# What to produce
Reproduce all of the material word for word.

>> Begin Material to process

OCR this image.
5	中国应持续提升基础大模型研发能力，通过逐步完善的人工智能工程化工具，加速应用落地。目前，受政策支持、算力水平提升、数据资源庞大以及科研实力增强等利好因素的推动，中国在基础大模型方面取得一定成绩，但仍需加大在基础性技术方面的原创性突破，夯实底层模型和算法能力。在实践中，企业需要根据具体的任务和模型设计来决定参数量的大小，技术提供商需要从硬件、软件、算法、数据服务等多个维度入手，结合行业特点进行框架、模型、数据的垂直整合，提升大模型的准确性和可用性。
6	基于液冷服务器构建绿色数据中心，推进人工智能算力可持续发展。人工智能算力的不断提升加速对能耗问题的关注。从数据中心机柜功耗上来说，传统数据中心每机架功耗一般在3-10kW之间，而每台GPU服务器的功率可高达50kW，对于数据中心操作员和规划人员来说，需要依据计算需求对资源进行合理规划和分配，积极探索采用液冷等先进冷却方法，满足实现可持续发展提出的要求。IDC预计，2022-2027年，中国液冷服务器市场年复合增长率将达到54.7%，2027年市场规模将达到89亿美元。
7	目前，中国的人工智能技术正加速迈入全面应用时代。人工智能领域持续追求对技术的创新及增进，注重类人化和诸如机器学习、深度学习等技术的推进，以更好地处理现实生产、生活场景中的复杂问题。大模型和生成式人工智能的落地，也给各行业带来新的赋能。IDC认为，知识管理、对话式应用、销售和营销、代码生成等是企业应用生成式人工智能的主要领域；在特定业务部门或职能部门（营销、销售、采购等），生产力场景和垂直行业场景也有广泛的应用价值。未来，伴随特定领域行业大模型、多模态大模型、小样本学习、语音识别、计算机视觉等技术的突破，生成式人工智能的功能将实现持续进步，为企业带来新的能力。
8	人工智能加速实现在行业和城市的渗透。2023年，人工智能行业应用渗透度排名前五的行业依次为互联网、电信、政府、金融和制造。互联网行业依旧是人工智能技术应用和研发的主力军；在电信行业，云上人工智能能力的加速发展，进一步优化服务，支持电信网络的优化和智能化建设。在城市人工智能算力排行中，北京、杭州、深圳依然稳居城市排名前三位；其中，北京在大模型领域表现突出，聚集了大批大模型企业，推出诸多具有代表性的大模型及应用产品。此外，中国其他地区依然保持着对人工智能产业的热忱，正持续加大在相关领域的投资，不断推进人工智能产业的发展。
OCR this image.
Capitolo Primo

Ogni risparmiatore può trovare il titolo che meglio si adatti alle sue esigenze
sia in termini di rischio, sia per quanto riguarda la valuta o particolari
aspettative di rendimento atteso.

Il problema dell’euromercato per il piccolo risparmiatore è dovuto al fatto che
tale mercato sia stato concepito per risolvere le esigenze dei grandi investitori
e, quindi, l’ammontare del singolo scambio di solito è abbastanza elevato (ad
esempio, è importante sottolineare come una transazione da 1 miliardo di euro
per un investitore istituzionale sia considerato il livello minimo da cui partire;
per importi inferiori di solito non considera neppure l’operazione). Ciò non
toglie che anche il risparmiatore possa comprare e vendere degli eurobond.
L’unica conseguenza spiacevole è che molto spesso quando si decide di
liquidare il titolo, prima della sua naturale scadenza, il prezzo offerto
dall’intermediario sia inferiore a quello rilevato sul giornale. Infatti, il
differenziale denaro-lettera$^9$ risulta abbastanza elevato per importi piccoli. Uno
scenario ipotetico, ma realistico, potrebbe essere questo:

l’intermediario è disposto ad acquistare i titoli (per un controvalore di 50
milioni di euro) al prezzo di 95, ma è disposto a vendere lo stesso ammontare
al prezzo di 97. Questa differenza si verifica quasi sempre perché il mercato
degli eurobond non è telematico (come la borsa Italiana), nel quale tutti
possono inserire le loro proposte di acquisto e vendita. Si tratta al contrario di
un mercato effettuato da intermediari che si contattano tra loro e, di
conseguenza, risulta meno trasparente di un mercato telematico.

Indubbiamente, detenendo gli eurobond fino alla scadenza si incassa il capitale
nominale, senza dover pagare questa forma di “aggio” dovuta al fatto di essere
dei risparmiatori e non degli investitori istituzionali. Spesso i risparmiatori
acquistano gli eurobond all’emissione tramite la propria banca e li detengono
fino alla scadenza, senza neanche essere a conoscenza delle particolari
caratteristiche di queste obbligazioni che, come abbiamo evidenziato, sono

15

>> End Material to process

# Task output
OCR this image.
5	中国应持续提升基础大模型研发能力，通过逐步完善的人工智能工程化工具，加速应用落地。目前，受政策支持、算力水平提升、数据资源庞大以及科研实力增强等利好因素的推动，中国在基础大模型方面取得一定成绩，但仍需加大在基础性技术方面的原创性突破，夯实底层模型和算法能力。在实践中，企业需要根据具体的任务和模型设计来决定参数量的大小，技术提供商需要从硬件、软件、算法、数据服务等多个维度入手，结合行业特点进行框架、模型、数据的垂直整合，提升大模型的准确性和可用性。
6	基于液冷服务器构建绿色数据中心，推进人工智能算力可持续发展。人工智能算力的不断提升加速对能耗问题的关注。从数据中心机柜功耗上来说，传统数据中心每机架功耗一般在3-10kW之间，而每台GPU服务器的功率可高达50kW，对于数据中心操作员和规划人员来说，需要依据计算需求对资源进行合理规划和分配，积极探索采用液冷等先进冷却方法，满足实现可持续发展提出的要求。IDC预计，2022-2027年，中国液冷服务器市场年复合增长率将达到54.7%，2027年市场规模将达到89亿美元。
7	目前，中国的人工智能技术正加速迈入全面应用时代。人工智能领域持续追求对技术的创新及增进，注重类人化和诸如机器学习、深度学习等技术的推进，以更好地处理现实生产、生活场景中的复杂问题。大模型和生成式人工智能的落地，也给各行业带来新的赋能。IDC认为，知识管理、对话式应用、销售和营销、代码生成等是企业应用生成式人工智能的主要领域；在特定业务部门或职能部门（营销、销售、采购等），生产力场景和垂直行业场景也有广泛的应用价值。未来，伴随特定领域行业大模型、多模态大模型、小样本学习、语音识别、计算机视觉等技术的突破，生成式人工智能的功能将实现持续进步，为企业带来新的能力。
8	人工智能加速实现在行业和城市的渗透。2023年，人工智能行业应用渗透度排名前五的行业依次为互联网、电信、政府、金融和制造。互联网行业依旧是人工智能技术应用和研发的主力军；在电信行业，云上人工智能能力的加速发展，进一步优化服务，支持电信网络的优化和智能化建设。在城市人工智能算力排行中，北京、杭州、深圳依然稳居城市排名前三位；其中，北京在大模型领域表现突出，聚集了大批大模型企业，推出诸多具有代表性的大模型及应用产品。此外，中国其他地区依然保持着对人工智能产业的热忱，正持续加大在相关领域的投资，不断推进人工智能产业的发展。
OCR this image.
Capitolo Primo

Ogni risparmiatore può trovare il titolo che meglio si adatti alle sue esigenze
sia in termini di rischio, sia per quanto riguarda la valuta o particolari
aspettative di rendimento atteso.

Il problema dell’euromercato per il piccolo risparmiatore è dovuto al fatto che
tale mercato sia stato concepito per risolvere le esigenze dei grandi investitori
e, quindi, l’ammontare del singolo scambio di solito è abbastanza elevato (ad
esempio, è importante sottolineare come una transazione da 1 miliardo di euro
per un investitore istituzionale sia considerato il livello minimo da cui partire;
per importi inferiori di solito non considera neppure l’operazione). Ciò non
toglie che anche il risparmiatore possa comprare e vendere degli eurobond.
L’unica conseguenza spiacevole è che molto spesso quando si decide di
liquidare il titolo, prima della sua naturale scadenza, il prezzo offerto
dall’intermediario sia inferiore a quello rilevato sul giornale. Infatti, il
differenziale denaro-lettera$^9$ risulta abbastanza elevato per importi piccoli. Uno
scenario ipotetico, ma realistico, potrebbe essere questo:

l’intermediario è disposto ad acquistare i titoli (per un controvalore di 50
milioni di euro) al prezzo di 95, ma è disposto a vendere lo stesso ammontare
al prezzo di 97. Questa differenza si verifica quasi sempre perché il mercato
degli eurobond non è telematico (come la borsa Italiana), nel quale tutti
possono inserire le loro proposte di acquisto e vendita. Si tratta al contrario di
un mercato effettuato da intermediari che si contattano tra loro e, di
conseguenza, risulta meno trasparente di un mercato telematico.

Indubbiamente, detenendo gli eurobond fino alla scadenza si incassa il capitale
nominale, senza dover pagare questa forma di “aggio” dovuta al fatto di essere
dei risparmiatori e non degli investitori istituzionali. Spesso i risparmiatori
acquistano gli eurobond all’emissione tramite la propria banca e li detengono
fino alla scadenza, senza neanche essere a conoscenza delle particolari
caratteristiche di queste obbligazioni che, come abbiamo evidenziato, sono

15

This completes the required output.